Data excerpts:
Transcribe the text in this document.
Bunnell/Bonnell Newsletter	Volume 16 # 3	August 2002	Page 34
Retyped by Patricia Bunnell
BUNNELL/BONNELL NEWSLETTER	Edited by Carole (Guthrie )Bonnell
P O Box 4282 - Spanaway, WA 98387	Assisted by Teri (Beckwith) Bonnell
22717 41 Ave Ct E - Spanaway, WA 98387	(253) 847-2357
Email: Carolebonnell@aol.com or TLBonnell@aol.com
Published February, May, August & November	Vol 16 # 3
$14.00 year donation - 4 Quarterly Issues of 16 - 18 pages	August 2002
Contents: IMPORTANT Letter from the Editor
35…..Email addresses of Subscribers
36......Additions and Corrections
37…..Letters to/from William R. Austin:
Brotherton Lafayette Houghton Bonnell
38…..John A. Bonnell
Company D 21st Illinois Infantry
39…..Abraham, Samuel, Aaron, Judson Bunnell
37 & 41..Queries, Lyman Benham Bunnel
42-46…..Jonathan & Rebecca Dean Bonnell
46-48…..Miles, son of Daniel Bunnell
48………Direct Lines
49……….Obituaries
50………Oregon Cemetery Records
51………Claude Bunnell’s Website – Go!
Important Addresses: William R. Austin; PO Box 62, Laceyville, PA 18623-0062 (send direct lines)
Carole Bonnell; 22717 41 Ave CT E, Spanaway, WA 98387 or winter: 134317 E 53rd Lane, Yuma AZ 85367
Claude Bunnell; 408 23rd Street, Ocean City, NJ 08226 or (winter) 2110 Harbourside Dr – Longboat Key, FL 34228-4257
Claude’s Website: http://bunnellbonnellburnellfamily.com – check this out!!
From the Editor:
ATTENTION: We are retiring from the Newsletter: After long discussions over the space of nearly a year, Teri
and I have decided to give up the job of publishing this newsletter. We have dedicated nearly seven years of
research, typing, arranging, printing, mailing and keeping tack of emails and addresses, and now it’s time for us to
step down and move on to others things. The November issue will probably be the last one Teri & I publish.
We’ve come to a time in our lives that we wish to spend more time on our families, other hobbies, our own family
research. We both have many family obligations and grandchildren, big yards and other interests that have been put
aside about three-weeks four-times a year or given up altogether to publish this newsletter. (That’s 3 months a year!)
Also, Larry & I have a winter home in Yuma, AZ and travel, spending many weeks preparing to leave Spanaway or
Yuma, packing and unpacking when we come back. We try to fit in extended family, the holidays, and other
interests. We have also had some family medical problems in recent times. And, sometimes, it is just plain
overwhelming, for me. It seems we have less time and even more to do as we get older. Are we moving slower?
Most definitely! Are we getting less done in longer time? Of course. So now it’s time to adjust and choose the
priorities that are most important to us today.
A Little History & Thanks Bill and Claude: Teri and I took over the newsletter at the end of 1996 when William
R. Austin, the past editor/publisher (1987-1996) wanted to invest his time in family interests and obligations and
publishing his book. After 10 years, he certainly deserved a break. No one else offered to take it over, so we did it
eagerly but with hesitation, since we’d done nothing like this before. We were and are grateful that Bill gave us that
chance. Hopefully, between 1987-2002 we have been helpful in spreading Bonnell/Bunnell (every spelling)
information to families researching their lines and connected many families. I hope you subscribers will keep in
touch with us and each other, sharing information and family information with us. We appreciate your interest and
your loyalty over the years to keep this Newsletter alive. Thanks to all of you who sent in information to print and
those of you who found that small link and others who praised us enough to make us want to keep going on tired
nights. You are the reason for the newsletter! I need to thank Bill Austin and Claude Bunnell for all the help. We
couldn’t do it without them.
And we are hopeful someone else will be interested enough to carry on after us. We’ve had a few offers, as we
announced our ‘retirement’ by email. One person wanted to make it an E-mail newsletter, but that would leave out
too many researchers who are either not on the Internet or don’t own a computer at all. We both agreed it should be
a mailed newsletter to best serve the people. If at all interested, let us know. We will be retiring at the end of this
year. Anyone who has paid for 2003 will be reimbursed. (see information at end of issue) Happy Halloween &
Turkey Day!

Problem to solve =
Give the listing above again, word for word.

The response =
Transcribe the text in this document.
Bunnell/Bonnell Newsletter	Volume 16 # 3	August 2002	Page 34
Retyped by Patricia Bunnell
BUNNELL/BONNELL NEWSLETTER	Edited by Carole (Guthrie )Bonnell
P O Box 4282 - Spanaway, WA 98387	Assisted by Teri (Beckwith) Bonnell
22717 41 Ave Ct E - Spanaway, WA 98387	(253) 847-2357
Email: Carolebonnell@aol.com or TLBonnell@aol.com
Published February, May, August & November	Vol 16 # 3
$14.00 year donation - 4 Quarterly Issues of 16 - 18 pages	August 2002
Contents: IMPORTANT Letter from the Editor
35…..Email addresses of Subscribers
36......Additions and Corrections
37…..Letters to/from William R. Austin:
Brotherton Lafayette Houghton Bonnell
38…..John A. Bonnell
Company D 21st Illinois Infantry
39…..Abraham, Samuel, Aaron, Judson Bunnell
37 & 41..Queries, Lyman Benham Bunnel
42-46…..Jonathan & Rebecca Dean Bonnell
46-48…..Miles, son of Daniel Bunnell
48………Direct Lines
49……….Obituaries
50………Oregon Cemetery Records
51………Claude Bunnell’s Website – Go!
Important Addresses: William R. Austin; PO Box 62, Laceyville, PA 18623-0062 (send direct lines)
Carole Bonnell; 22717 41 Ave CT E, Spanaway, WA 98387 or winter: 134317 E 53rd Lane, Yuma AZ 85367
Claude Bunnell; 408 23rd Street, Ocean City, NJ 08226 or (winter) 2110 Harbourside Dr – Longboat Key, FL 34228-4257
Claude’s Website: http://bunnellbonnellburnellfamily.com – check this out!!
From the Editor:
ATTENTION: We are retiring from the Newsletter: After long discussions over the space of nearly a year, Teri
and I have decided to give up the job of publishing this newsletter. We have dedicated nearly seven years of
research, typing, arranging, printing, mailing and keeping tack of emails and addresses, and now it’s time for us to
step down and move on to others things. The November issue will probably be the last one Teri & I publish.
We’ve come to a time in our lives that we wish to spend more time on our families, other hobbies, our own family
research. We both have many family obligations and grandchildren, big yards and other interests that have been put
aside about three-weeks four-times a year or given up altogether to publish this newsletter. (That’s 3 months a year!)
Also, Larry & I have a winter home in Yuma, AZ and travel, spending many weeks preparing to leave Spanaway or
Yuma, packing and unpacking when we come back. We try to fit in extended family, the holidays, and other
interests. We have also had some family medical problems in recent times. And, sometimes, it is just plain
overwhelming, for me. It seems we have less time and even more to do as we get older. Are we moving slower?
Most definitely! Are we getting less done in longer time? Of course. So now it’s time to adjust and choose the
priorities that are most important to us today.
A Little History & Thanks Bill and Claude: Teri and I took over the newsletter at the end of 1996 when William
R. Austin, the past editor/publisher (1987-1996) wanted to invest his time in family interests and obligations and
publishing his book. After 10 years, he certainly deserved a break. No one else offered to take it over, so we did it
eagerly but with hesitation, since we’d done nothing like this before. We were and are grateful that Bill gave us that
chance. Hopefully, between 1987-2002 we have been helpful in spreading Bonnell/Bunnell (every spelling)
information to families researching their lines and connected many families. I hope you subscribers will keep in
touch with us and each other, sharing information and family information with us. We appreciate your interest and
your loyalty over the years to keep this Newsletter alive. Thanks to all of you who sent in information to print and
those of you who found that small link and others who praised us enough to make us want to keep going on tired
nights. You are the reason for the newsletter! I need to thank Bill Austin and Claude Bunnell for all the help. We
couldn’t do it without them.
And we are hopeful someone else will be interested enough to carry on after us. We’ve had a few offers, as we
announced our ‘retirement’ by email. One person wanted to make it an E-mail newsletter, but that would leave out
too many researchers who are either not on the Internet or don’t own a computer at all. We both agreed it should be
a mailed newsletter to best serve the people. If at all interested, let us know. We will be retiring at the end of this
year. Anyone who has paid for 2003 will be reimbursed. (see information at end of issue) Happy Halloween &
Turkey Day!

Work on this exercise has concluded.